_Problem_
Copy out every line exactly, passing over the pictures.

_Data section_
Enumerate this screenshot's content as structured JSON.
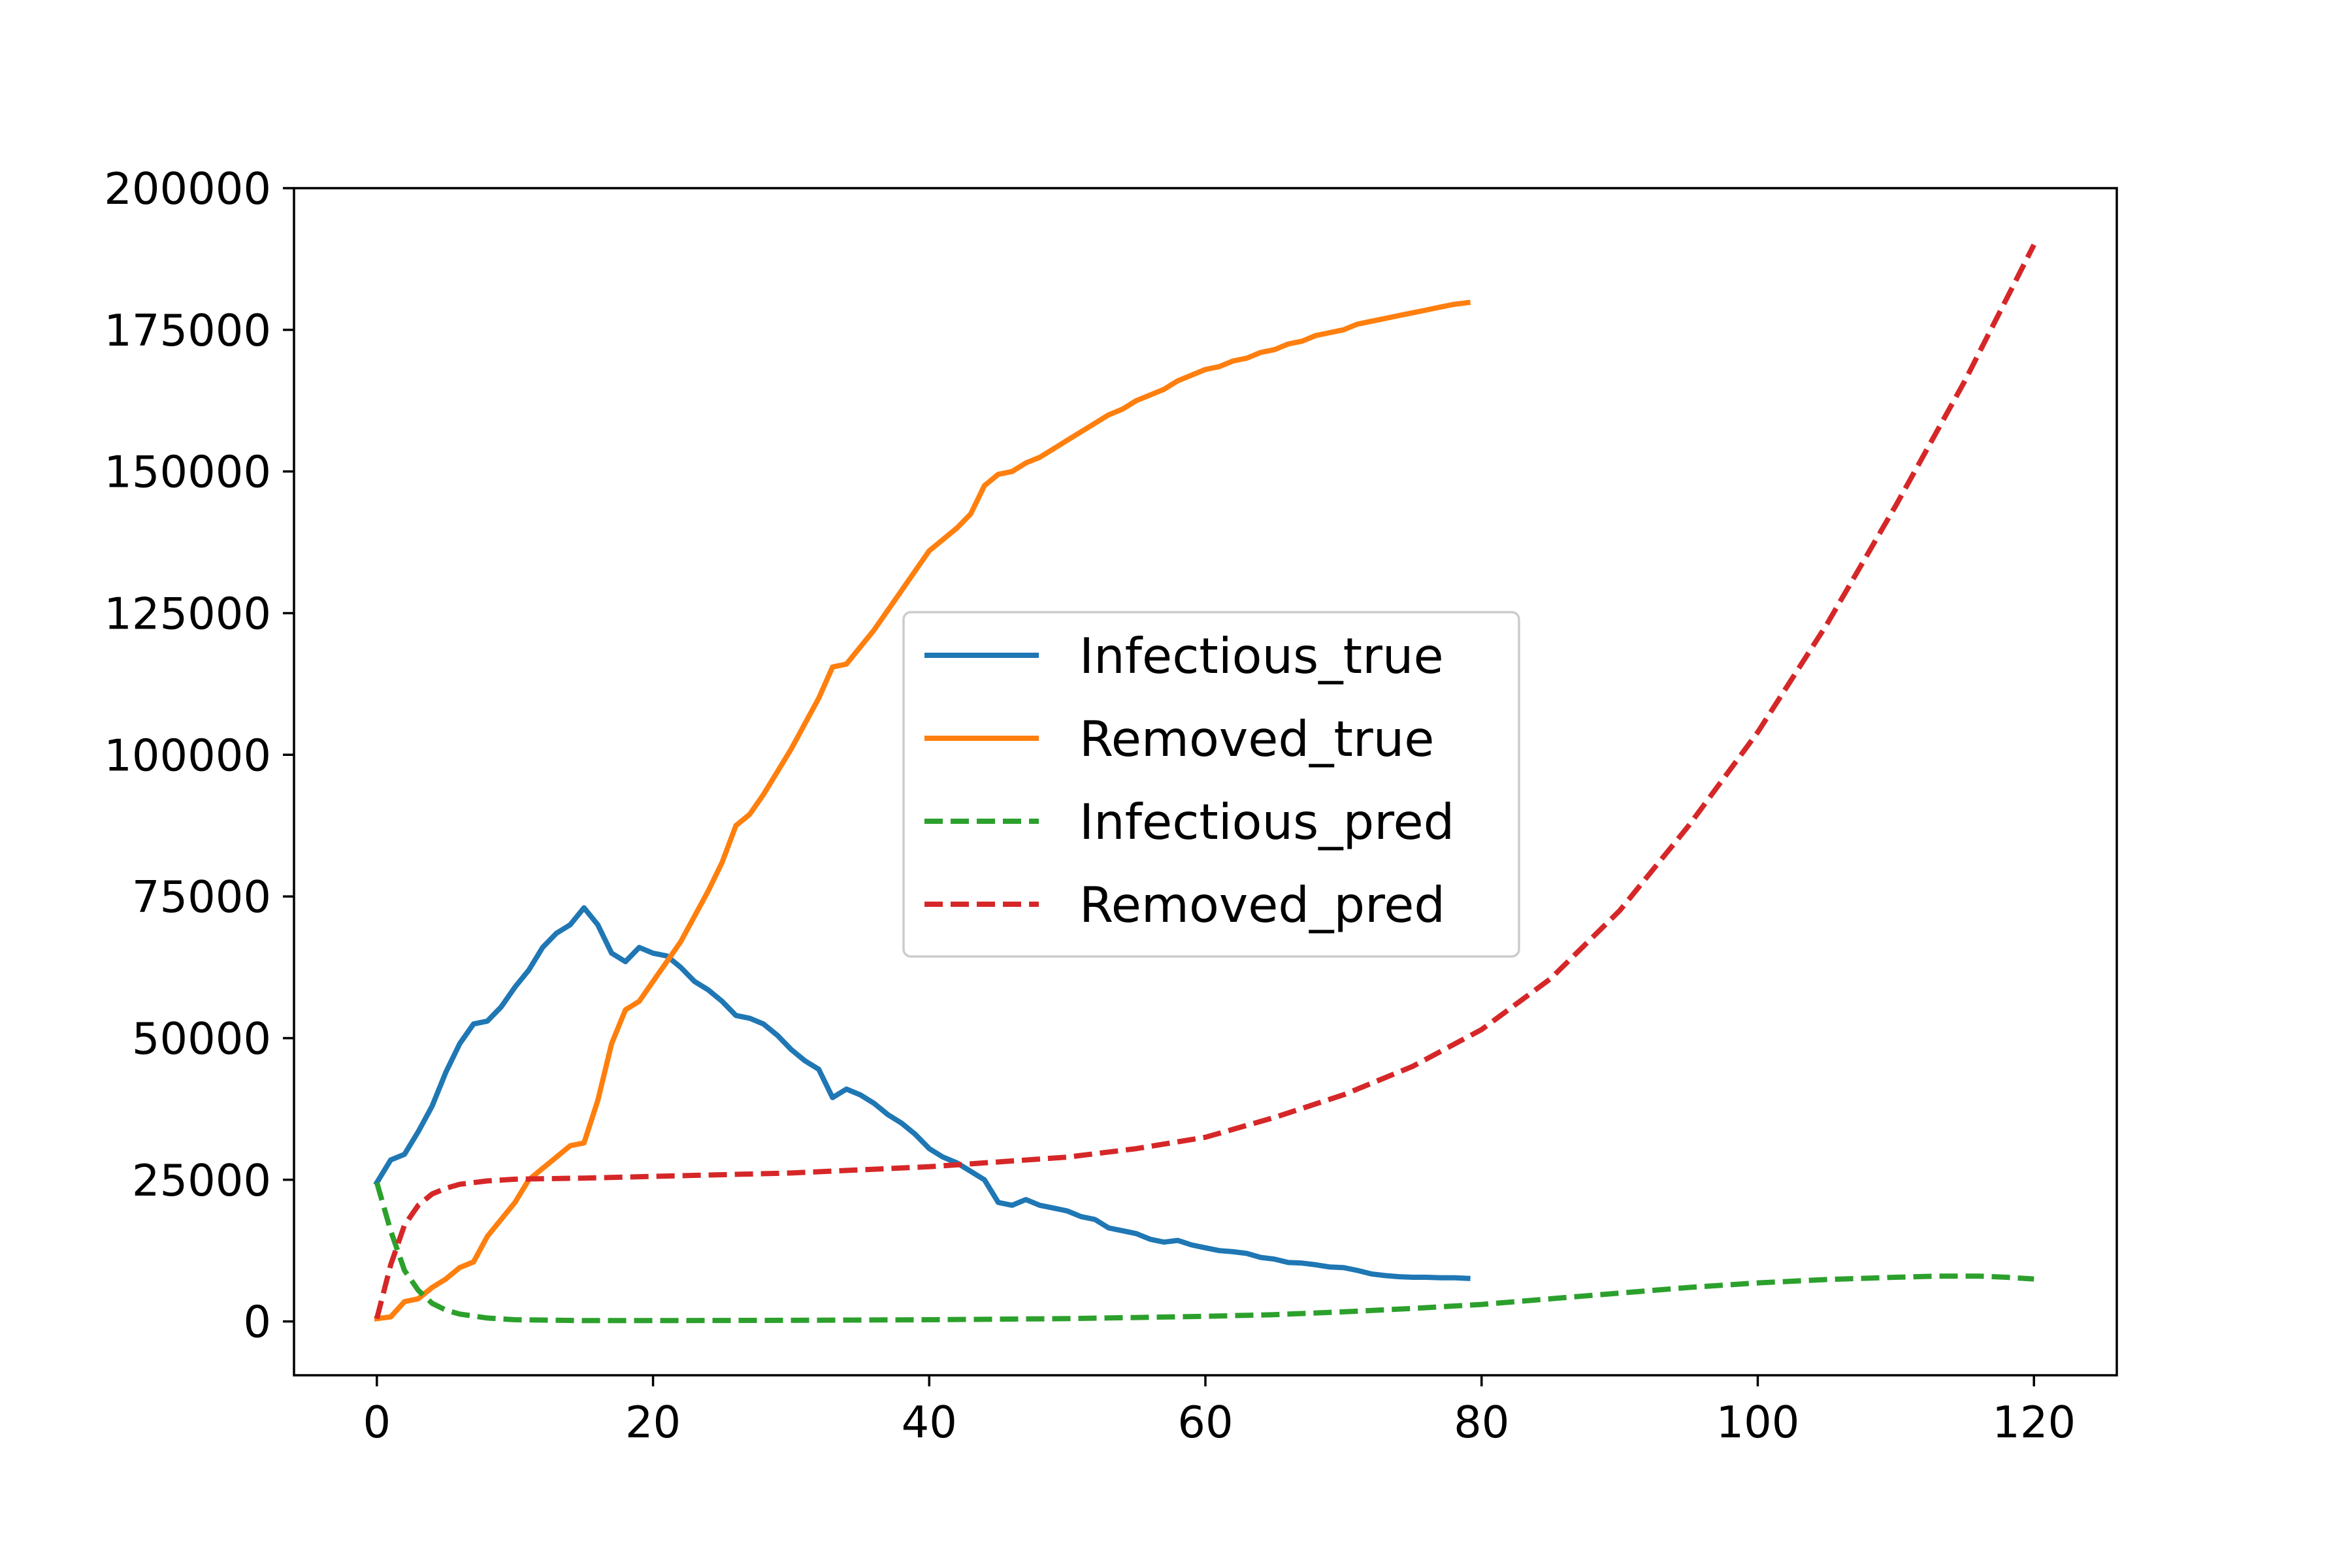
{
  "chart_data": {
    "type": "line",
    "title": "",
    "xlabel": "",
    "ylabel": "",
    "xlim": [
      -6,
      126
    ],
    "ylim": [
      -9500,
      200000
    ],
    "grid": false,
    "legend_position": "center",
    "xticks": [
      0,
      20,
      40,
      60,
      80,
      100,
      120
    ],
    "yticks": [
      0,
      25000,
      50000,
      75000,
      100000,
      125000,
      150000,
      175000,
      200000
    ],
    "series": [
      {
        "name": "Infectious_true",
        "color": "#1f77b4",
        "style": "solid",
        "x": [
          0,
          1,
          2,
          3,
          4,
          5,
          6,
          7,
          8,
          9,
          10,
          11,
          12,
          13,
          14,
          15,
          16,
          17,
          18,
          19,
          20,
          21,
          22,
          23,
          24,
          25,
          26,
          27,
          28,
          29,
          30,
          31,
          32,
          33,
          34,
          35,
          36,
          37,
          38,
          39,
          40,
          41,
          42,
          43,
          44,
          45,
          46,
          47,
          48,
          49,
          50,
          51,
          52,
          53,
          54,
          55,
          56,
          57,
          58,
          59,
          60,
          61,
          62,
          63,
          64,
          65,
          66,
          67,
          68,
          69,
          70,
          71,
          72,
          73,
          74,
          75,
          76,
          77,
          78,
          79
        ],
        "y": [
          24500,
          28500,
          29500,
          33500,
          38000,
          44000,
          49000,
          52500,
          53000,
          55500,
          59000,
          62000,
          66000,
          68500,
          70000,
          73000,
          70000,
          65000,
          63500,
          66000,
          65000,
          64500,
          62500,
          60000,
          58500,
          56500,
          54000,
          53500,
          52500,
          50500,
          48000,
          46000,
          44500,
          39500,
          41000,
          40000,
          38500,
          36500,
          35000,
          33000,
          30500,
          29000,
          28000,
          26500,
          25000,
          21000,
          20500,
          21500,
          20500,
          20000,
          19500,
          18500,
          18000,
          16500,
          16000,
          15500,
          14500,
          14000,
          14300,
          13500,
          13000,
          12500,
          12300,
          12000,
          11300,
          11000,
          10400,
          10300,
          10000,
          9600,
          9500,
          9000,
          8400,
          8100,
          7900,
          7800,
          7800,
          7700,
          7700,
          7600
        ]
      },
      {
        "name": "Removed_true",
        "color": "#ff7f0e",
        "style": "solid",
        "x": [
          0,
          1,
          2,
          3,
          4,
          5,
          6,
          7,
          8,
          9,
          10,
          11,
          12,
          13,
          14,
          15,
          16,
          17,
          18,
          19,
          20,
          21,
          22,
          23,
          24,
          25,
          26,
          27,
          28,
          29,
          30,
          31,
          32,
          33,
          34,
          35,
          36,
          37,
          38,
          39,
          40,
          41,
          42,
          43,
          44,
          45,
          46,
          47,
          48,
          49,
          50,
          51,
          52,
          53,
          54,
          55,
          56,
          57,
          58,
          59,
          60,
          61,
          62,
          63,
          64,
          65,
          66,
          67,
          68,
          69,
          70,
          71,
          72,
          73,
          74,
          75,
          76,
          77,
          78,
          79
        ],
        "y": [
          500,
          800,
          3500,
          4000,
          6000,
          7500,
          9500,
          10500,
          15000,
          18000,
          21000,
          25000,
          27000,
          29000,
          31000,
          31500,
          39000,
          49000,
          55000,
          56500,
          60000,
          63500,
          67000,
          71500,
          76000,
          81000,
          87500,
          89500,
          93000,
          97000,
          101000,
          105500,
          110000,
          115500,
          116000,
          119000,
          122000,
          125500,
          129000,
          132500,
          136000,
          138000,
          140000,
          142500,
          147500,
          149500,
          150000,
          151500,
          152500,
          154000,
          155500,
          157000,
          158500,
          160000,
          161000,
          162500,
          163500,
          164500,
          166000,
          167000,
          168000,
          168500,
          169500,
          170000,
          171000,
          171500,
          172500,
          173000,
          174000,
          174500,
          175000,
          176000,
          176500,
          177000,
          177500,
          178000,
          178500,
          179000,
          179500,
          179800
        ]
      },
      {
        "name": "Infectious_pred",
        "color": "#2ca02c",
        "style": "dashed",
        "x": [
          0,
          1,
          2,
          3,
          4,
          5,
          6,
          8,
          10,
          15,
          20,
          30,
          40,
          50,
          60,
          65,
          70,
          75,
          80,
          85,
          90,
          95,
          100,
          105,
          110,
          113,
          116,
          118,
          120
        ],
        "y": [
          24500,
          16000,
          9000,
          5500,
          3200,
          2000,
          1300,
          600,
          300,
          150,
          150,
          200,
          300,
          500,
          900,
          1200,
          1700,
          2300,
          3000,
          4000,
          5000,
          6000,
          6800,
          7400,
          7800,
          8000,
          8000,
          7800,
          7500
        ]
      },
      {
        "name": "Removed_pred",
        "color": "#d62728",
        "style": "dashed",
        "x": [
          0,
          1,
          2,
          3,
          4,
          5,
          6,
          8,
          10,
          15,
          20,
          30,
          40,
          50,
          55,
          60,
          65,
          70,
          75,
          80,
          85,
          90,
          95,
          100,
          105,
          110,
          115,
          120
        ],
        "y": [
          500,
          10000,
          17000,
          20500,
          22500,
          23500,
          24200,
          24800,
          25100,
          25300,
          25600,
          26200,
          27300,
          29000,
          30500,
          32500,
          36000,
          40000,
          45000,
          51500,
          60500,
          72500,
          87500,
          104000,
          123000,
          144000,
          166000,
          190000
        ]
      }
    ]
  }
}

_Reply to the exercise_
Enumerate this screenshot's content as structured JSON.
{
  "chart_data": {
    "type": "line",
    "title": "",
    "xlabel": "",
    "ylabel": "",
    "xlim": [
      -6,
      126
    ],
    "ylim": [
      -9500,
      200000
    ],
    "grid": false,
    "legend_position": "center",
    "xticks": [
      0,
      20,
      40,
      60,
      80,
      100,
      120
    ],
    "yticks": [
      0,
      25000,
      50000,
      75000,
      100000,
      125000,
      150000,
      175000,
      200000
    ],
    "series": [
      {
        "name": "Infectious_true",
        "color": "#1f77b4",
        "style": "solid",
        "x": [
          0,
          1,
          2,
          3,
          4,
          5,
          6,
          7,
          8,
          9,
          10,
          11,
          12,
          13,
          14,
          15,
          16,
          17,
          18,
          19,
          20,
          21,
          22,
          23,
          24,
          25,
          26,
          27,
          28,
          29,
          30,
          31,
          32,
          33,
          34,
          35,
          36,
          37,
          38,
          39,
          40,
          41,
          42,
          43,
          44,
          45,
          46,
          47,
          48,
          49,
          50,
          51,
          52,
          53,
          54,
          55,
          56,
          57,
          58,
          59,
          60,
          61,
          62,
          63,
          64,
          65,
          66,
          67,
          68,
          69,
          70,
          71,
          72,
          73,
          74,
          75,
          76,
          77,
          78,
          79
        ],
        "y": [
          24500,
          28500,
          29500,
          33500,
          38000,
          44000,
          49000,
          52500,
          53000,
          55500,
          59000,
          62000,
          66000,
          68500,
          70000,
          73000,
          70000,
          65000,
          63500,
          66000,
          65000,
          64500,
          62500,
          60000,
          58500,
          56500,
          54000,
          53500,
          52500,
          50500,
          48000,
          46000,
          44500,
          39500,
          41000,
          40000,
          38500,
          36500,
          35000,
          33000,
          30500,
          29000,
          28000,
          26500,
          25000,
          21000,
          20500,
          21500,
          20500,
          20000,
          19500,
          18500,
          18000,
          16500,
          16000,
          15500,
          14500,
          14000,
          14300,
          13500,
          13000,
          12500,
          12300,
          12000,
          11300,
          11000,
          10400,
          10300,
          10000,
          9600,
          9500,
          9000,
          8400,
          8100,
          7900,
          7800,
          7800,
          7700,
          7700,
          7600
        ]
      },
      {
        "name": "Removed_true",
        "color": "#ff7f0e",
        "style": "solid",
        "x": [
          0,
          1,
          2,
          3,
          4,
          5,
          6,
          7,
          8,
          9,
          10,
          11,
          12,
          13,
          14,
          15,
          16,
          17,
          18,
          19,
          20,
          21,
          22,
          23,
          24,
          25,
          26,
          27,
          28,
          29,
          30,
          31,
          32,
          33,
          34,
          35,
          36,
          37,
          38,
          39,
          40,
          41,
          42,
          43,
          44,
          45,
          46,
          47,
          48,
          49,
          50,
          51,
          52,
          53,
          54,
          55,
          56,
          57,
          58,
          59,
          60,
          61,
          62,
          63,
          64,
          65,
          66,
          67,
          68,
          69,
          70,
          71,
          72,
          73,
          74,
          75,
          76,
          77,
          78,
          79
        ],
        "y": [
          500,
          800,
          3500,
          4000,
          6000,
          7500,
          9500,
          10500,
          15000,
          18000,
          21000,
          25000,
          27000,
          29000,
          31000,
          31500,
          39000,
          49000,
          55000,
          56500,
          60000,
          63500,
          67000,
          71500,
          76000,
          81000,
          87500,
          89500,
          93000,
          97000,
          101000,
          105500,
          110000,
          115500,
          116000,
          119000,
          122000,
          125500,
          129000,
          132500,
          136000,
          138000,
          140000,
          142500,
          147500,
          149500,
          150000,
          151500,
          152500,
          154000,
          155500,
          157000,
          158500,
          160000,
          161000,
          162500,
          163500,
          164500,
          166000,
          167000,
          168000,
          168500,
          169500,
          170000,
          171000,
          171500,
          172500,
          173000,
          174000,
          174500,
          175000,
          176000,
          176500,
          177000,
          177500,
          178000,
          178500,
          179000,
          179500,
          179800
        ]
      },
      {
        "name": "Infectious_pred",
        "color": "#2ca02c",
        "style": "dashed",
        "x": [
          0,
          1,
          2,
          3,
          4,
          5,
          6,
          8,
          10,
          15,
          20,
          30,
          40,
          50,
          60,
          65,
          70,
          75,
          80,
          85,
          90,
          95,
          100,
          105,
          110,
          113,
          116,
          118,
          120
        ],
        "y": [
          24500,
          16000,
          9000,
          5500,
          3200,
          2000,
          1300,
          600,
          300,
          150,
          150,
          200,
          300,
          500,
          900,
          1200,
          1700,
          2300,
          3000,
          4000,
          5000,
          6000,
          6800,
          7400,
          7800,
          8000,
          8000,
          7800,
          7500
        ]
      },
      {
        "name": "Removed_pred",
        "color": "#d62728",
        "style": "dashed",
        "x": [
          0,
          1,
          2,
          3,
          4,
          5,
          6,
          8,
          10,
          15,
          20,
          30,
          40,
          50,
          55,
          60,
          65,
          70,
          75,
          80,
          85,
          90,
          95,
          100,
          105,
          110,
          115,
          120
        ],
        "y": [
          500,
          10000,
          17000,
          20500,
          22500,
          23500,
          24200,
          24800,
          25100,
          25300,
          25600,
          26200,
          27300,
          29000,
          30500,
          32500,
          36000,
          40000,
          45000,
          51500,
          60500,
          72500,
          87500,
          104000,
          123000,
          144000,
          166000,
          190000
        ]
      }
    ]
  }
}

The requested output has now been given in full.